Stated goal =
Every line below that mentions the word "part" should be copied out.

Dataset extract =

====

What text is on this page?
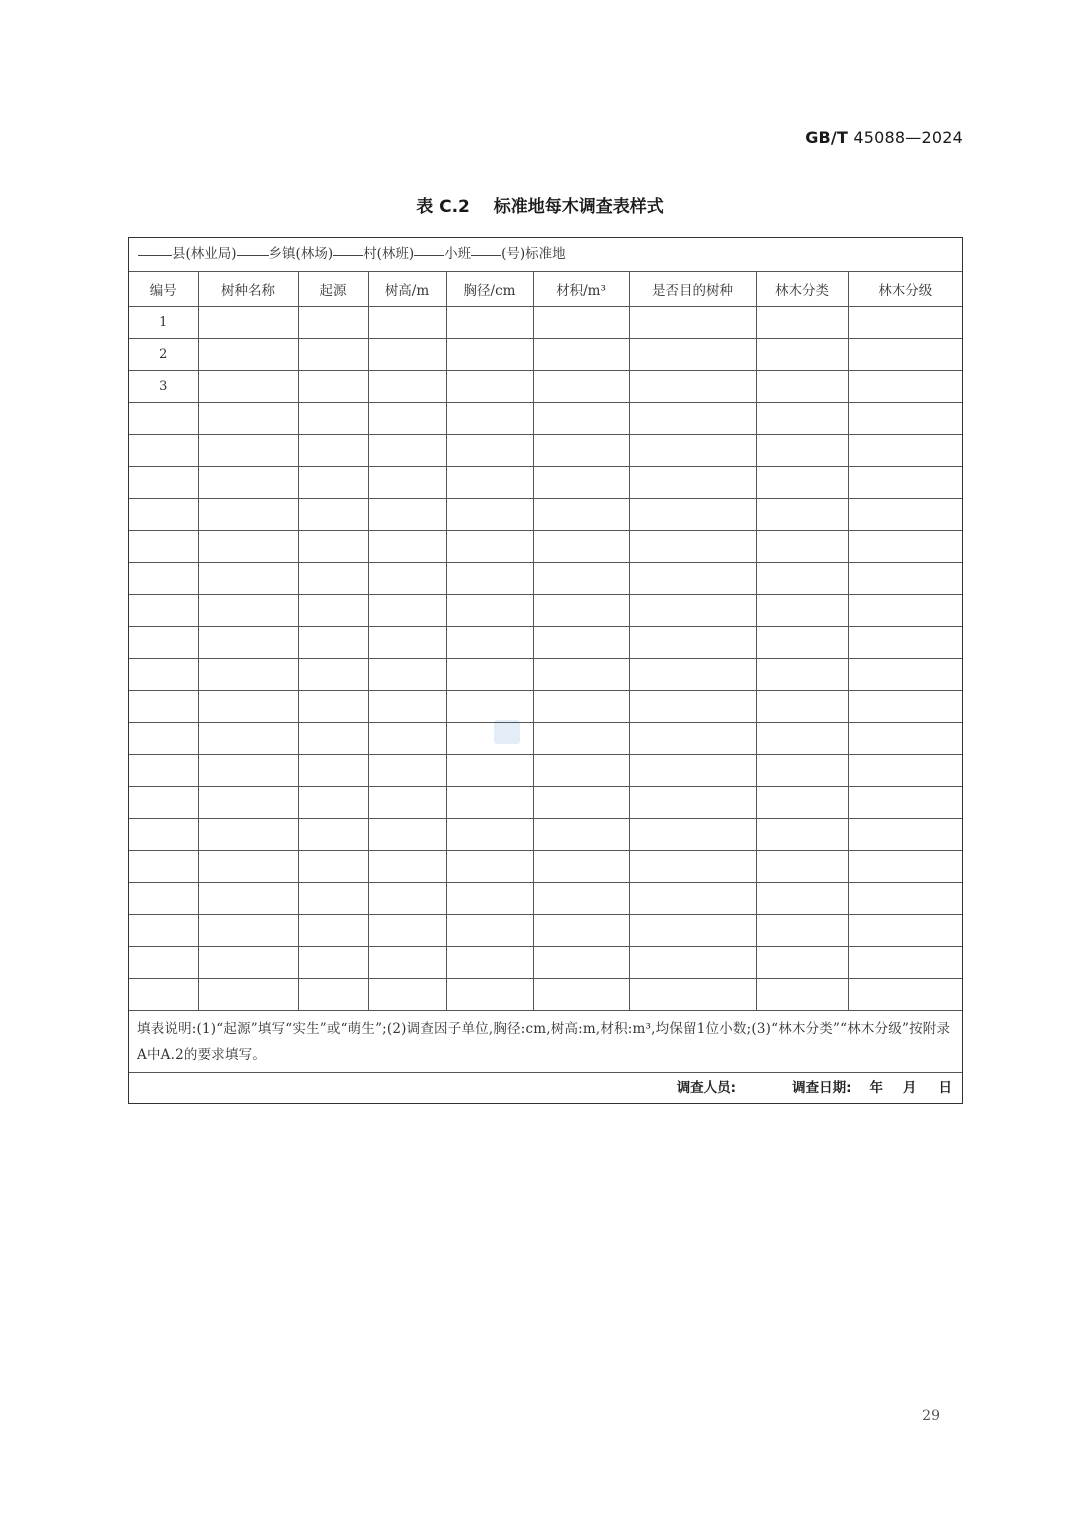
GB/T 45088—2024
表 C.2 标准地每木调查表样式
县(林业局) 乡镇(林场) 村(林班) 小班 (号)标准地
编号	树种名称	起源	树高/m	胸径/cm	材积/m³	是否目的树种	林木分类	林木分级
1								
2								
3								

填表说明:(1)“起源”填写“实生”或“萌生”;(2)调查因子单位,胸径:cm,树高:m,材积:m³,均保留1位小数;(3)“林木分类”“林木分级”按附录A中A.2的要求填写。
调查人员:	调查日期: 年 月 日
29
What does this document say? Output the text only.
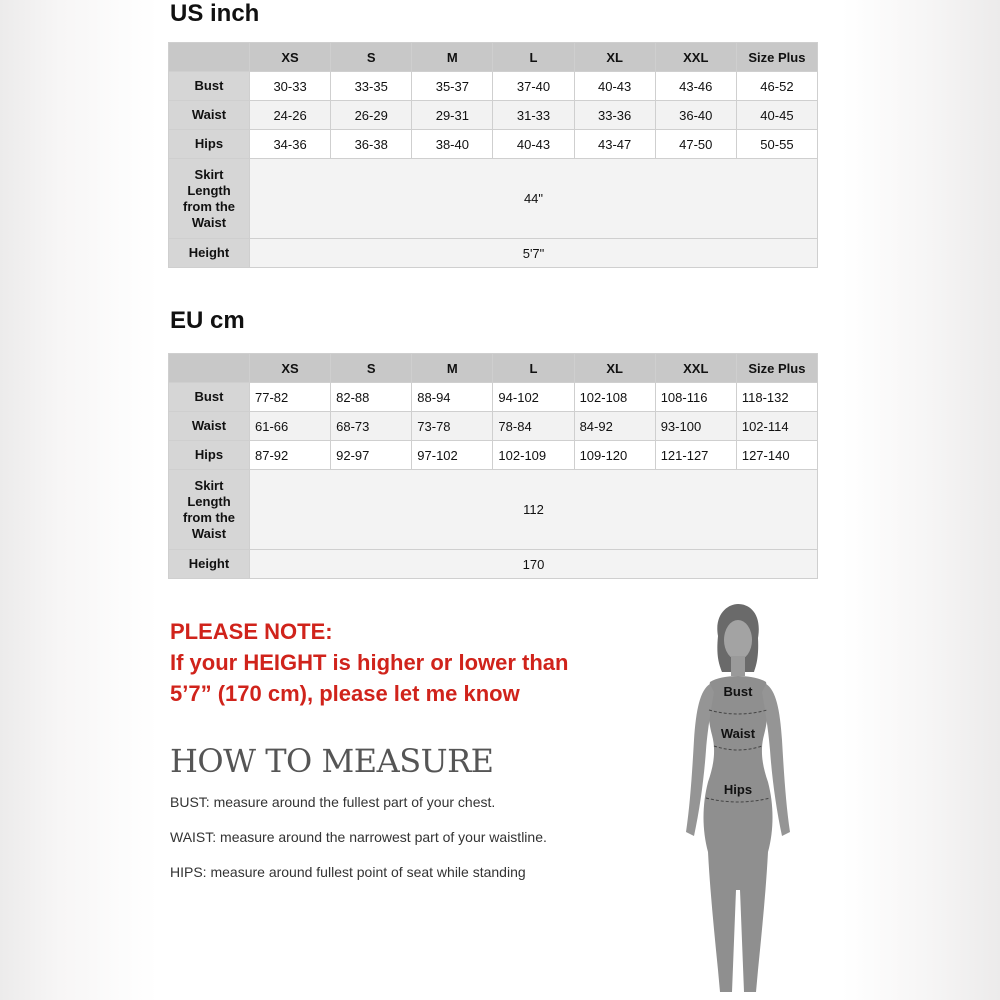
US inch
	XS	S	M	L	XL	XXL	Size Plus
Bust	30-33	33-35	35-37	37-40	40-43	43-46	46-52
Waist	24-26	26-29	29-31	31-33	33-36	36-40	40-45
Hips	34-36	36-38	38-40	40-43	43-47	47-50	50-55
Skirt
Length
from the
Waist	44"						
Height	5'7"						
EU cm
	XS	S	M	L	XL	XXL	Size Plus
Bust	77-82	82-88	88-94	94-102	102-108	108-116	118-132
Waist	61-66	68-73	73-78	78-84	84-92	93-100	102-114
Hips	87-92	92-97	97-102	102-109	109-120	121-127	127-140
Skirt
Length
from the
Waist	112						
Height	170						
PLEASE NOTE:
If your HEIGHT is higher or lower than
5’7” (170 cm), please let me know
HOW TO MEASURE

BUST: measure around the fullest part of your chest.

WAIST: measure around the narrowest part of your waistline.

HIPS: measure around fullest point of seat while standing

Bust
Waist
Hips
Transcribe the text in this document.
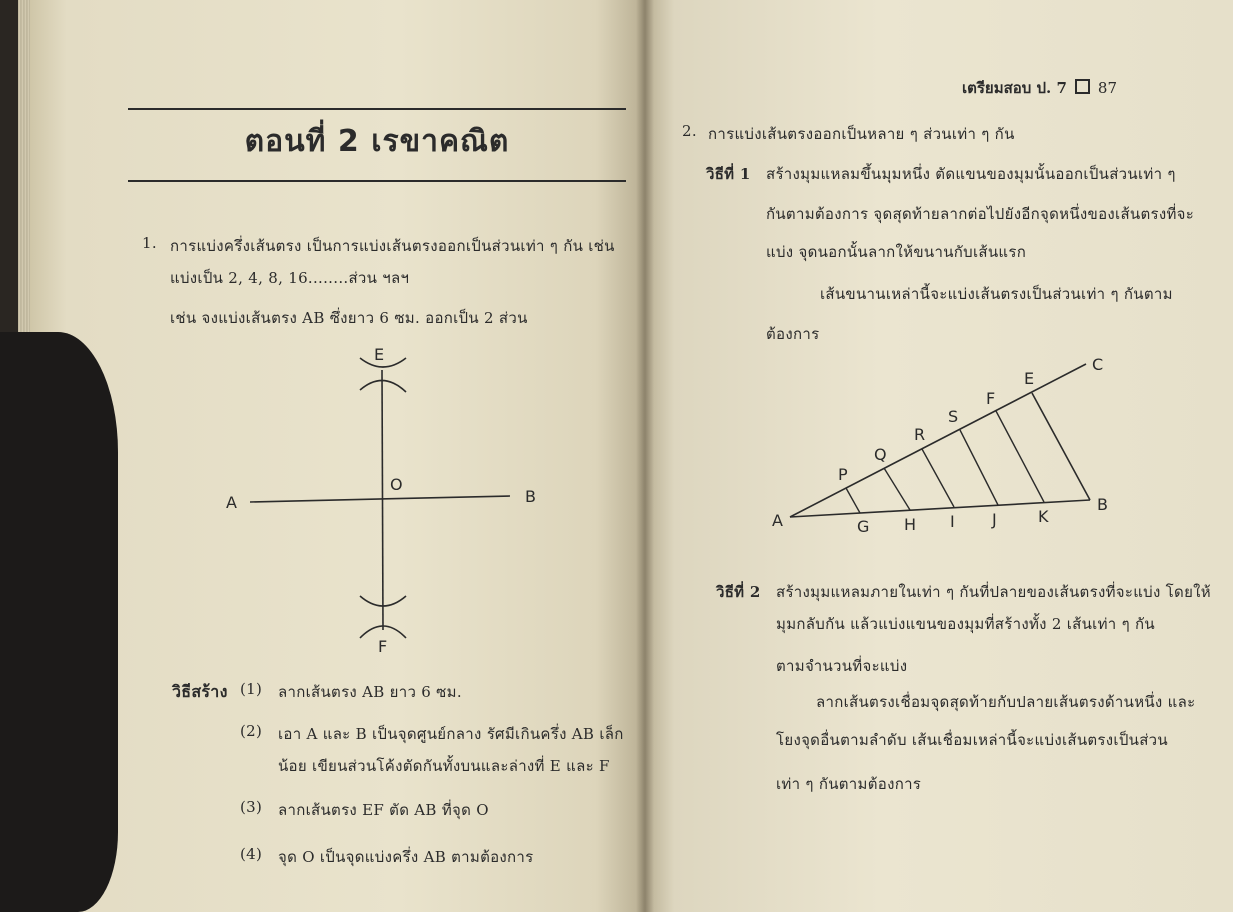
ตอนที่ 2 เรขาคณิต
1. การแบ่งครึ่งเส้นตรง เป็นการแบ่งเส้นตรงออกเป็นส่วนเท่า ๆ กัน เช่น
แบ่งเป็น 2, 4, 8, 16........ส่วน ฯลฯ
เช่น จงแบ่งเส้นตรง AB ซึ่งยาว 6 ซม. ออกเป็น 2 ส่วน
A	B
E
F
O
วิธีสร้าง (1) ลากเส้นตรง AB ยาว 6 ซม.
(2) เอา A และ B เป็นจุดศูนย์กลาง รัศมีเกินครึ่ง AB เล็ก
น้อย เขียนส่วนโค้งตัดกันทั้งบนและล่างที่ E และ F
(3) ลากเส้นตรง EF ตัด AB ที่จุด O
(4) จุด O เป็นจุดแบ่งครึ่ง AB ตามต้องการ
เตรียมสอบ ป. 7 87
2. การแบ่งเส้นตรงออกเป็นหลาย ๆ ส่วนเท่า ๆ กัน
วิธีที่ 1 สร้างมุมแหลมขึ้นมุมหนึ่ง ตัดแขนของมุมนั้นออกเป็นส่วนเท่า ๆ
กันตามต้องการ จุดสุดท้ายลากต่อไปยังอีกจุดหนึ่งของเส้นตรงที่จะ
แบ่ง จุดนอกนั้นลากให้ขนานกับเส้นแรก
เส้นขนานเหล่านี้จะแบ่งเส้นตรงเป็นส่วนเท่า ๆ กันตาม
ต้องการ
A
B
C
P
Q
R
S
F
E
G H I J	K
วิธีที่ 2 สร้างมุมแหลมภายในเท่า ๆ กันที่ปลายของเส้นตรงที่จะแบ่ง โดยให้
มุมกลับกัน แล้วแบ่งแขนของมุมที่สร้างทั้ง 2 เส้นเท่า ๆ กัน
ตามจำนวนที่จะแบ่ง
ลากเส้นตรงเชื่อมจุดสุดท้ายกับปลายเส้นตรงด้านหนึ่ง และ
โยงจุดอื่นตามลำดับ เส้นเชื่อมเหล่านี้จะแบ่งเส้นตรงเป็นส่วน
เท่า ๆ กันตามต้องการ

====

Answer for this exercise =
BUST: measure around the fullest part of your chest.
WAIST: measure around the narrowest part of your waistline.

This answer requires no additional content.